(STATED EXERCISE)
Filter these entries so that only lines with the word "color" remain.

[Excerpt from a dataset]

* START *

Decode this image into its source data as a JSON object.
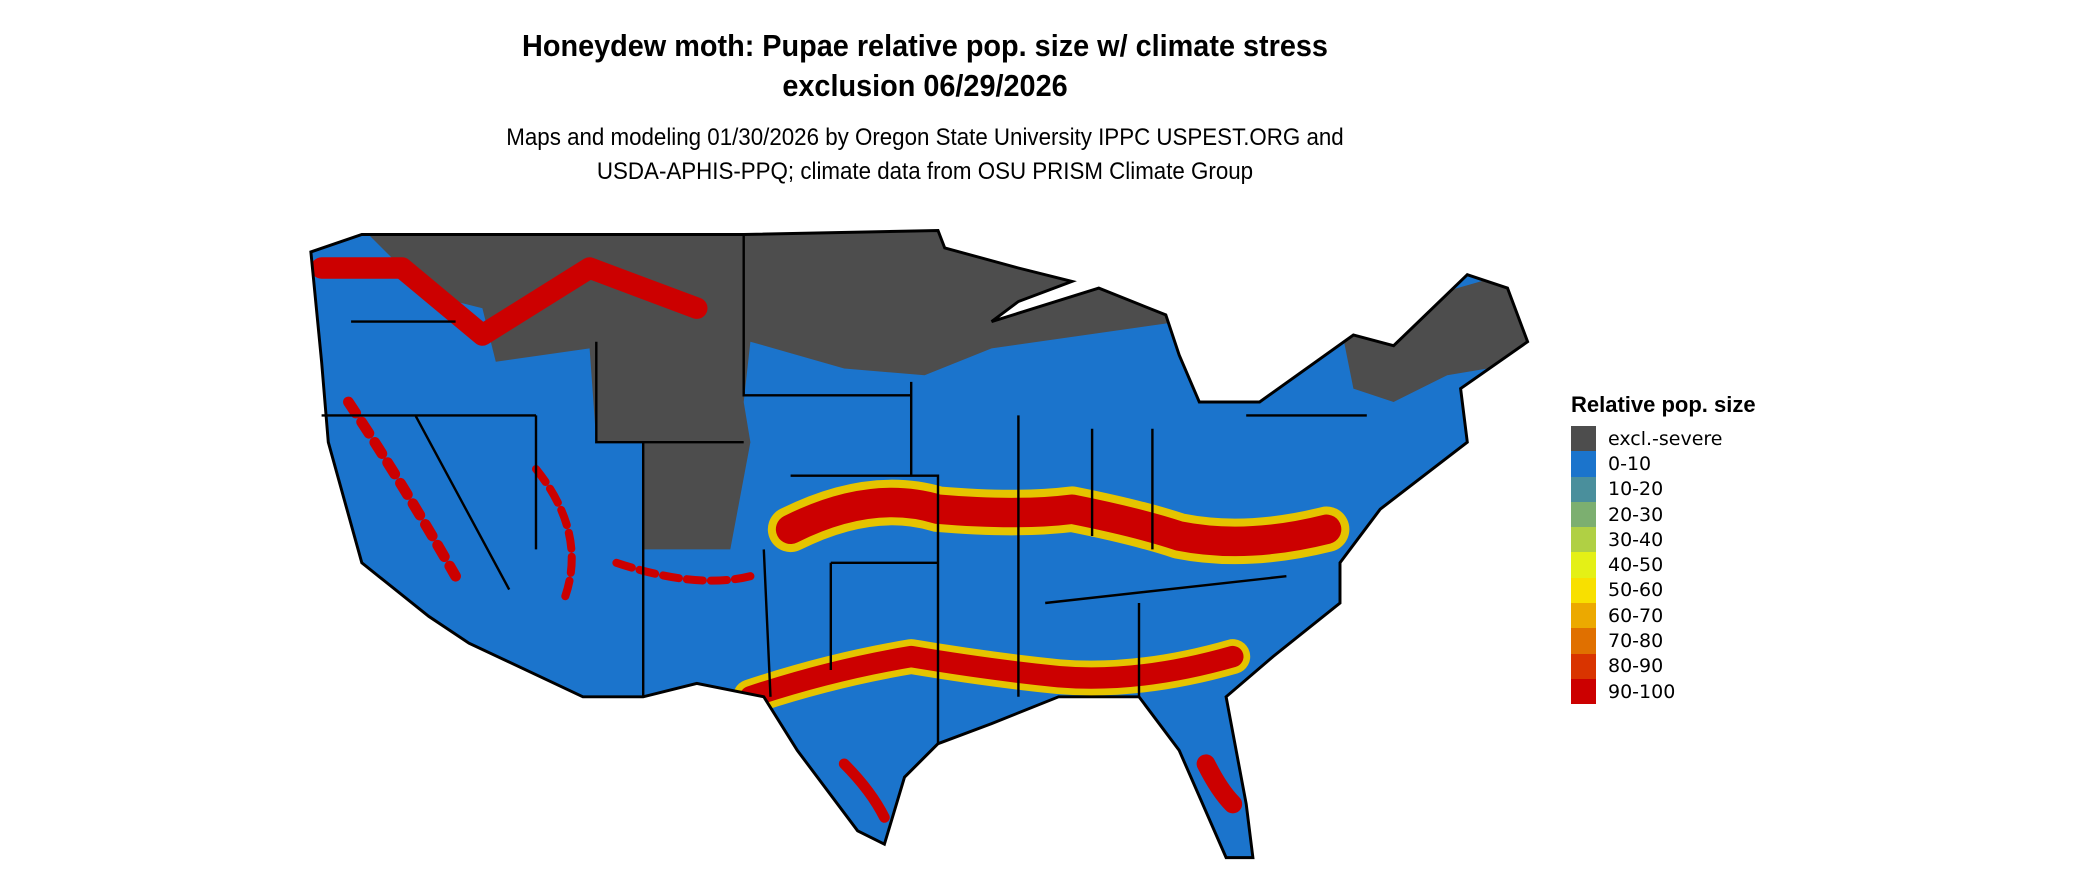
{
  "title": {
    "line1": "Honeydew moth: Pupae relative pop. size w/ climate stress",
    "line2": "exclusion 06/29/2026"
  },
  "subtitle": {
    "line1": "Maps and modeling 01/30/2026 by Oregon State University IPPC USPEST.ORG and",
    "line2": "USDA-APHIS-PPQ; climate data from OSU PRISM Climate Group"
  },
  "legend": {
    "title": "Relative pop. size",
    "items": [
      {
        "label": "excl.-severe",
        "color": "#4d4d4d"
      },
      {
        "label": "0-10",
        "color": "#1b74cc"
      },
      {
        "label": "10-20",
        "color": "#4a8f9c"
      },
      {
        "label": "20-30",
        "color": "#7caf70"
      },
      {
        "label": "30-40",
        "color": "#b0d044"
      },
      {
        "label": "40-50",
        "color": "#e4f016"
      },
      {
        "label": "50-60",
        "color": "#f8e000"
      },
      {
        "label": "60-70",
        "color": "#eca900"
      },
      {
        "label": "70-80",
        "color": "#e07000"
      },
      {
        "label": "80-90",
        "color": "#d93400"
      },
      {
        "label": "90-100",
        "color": "#cc0000"
      }
    ]
  }
}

* END *

(EXERCISE OUTPUT)
        "color": "#4d4d4d"
        "color": "#1b74cc"
        "color": "#4a8f9c"
        "color": "#7caf70"
        "color": "#b0d044"
        "color": "#e4f016"
        "color": "#f8e000"
        "color": "#eca900"
        "color": "#e07000"
        "color": "#d93400"
        "color": "#cc0000"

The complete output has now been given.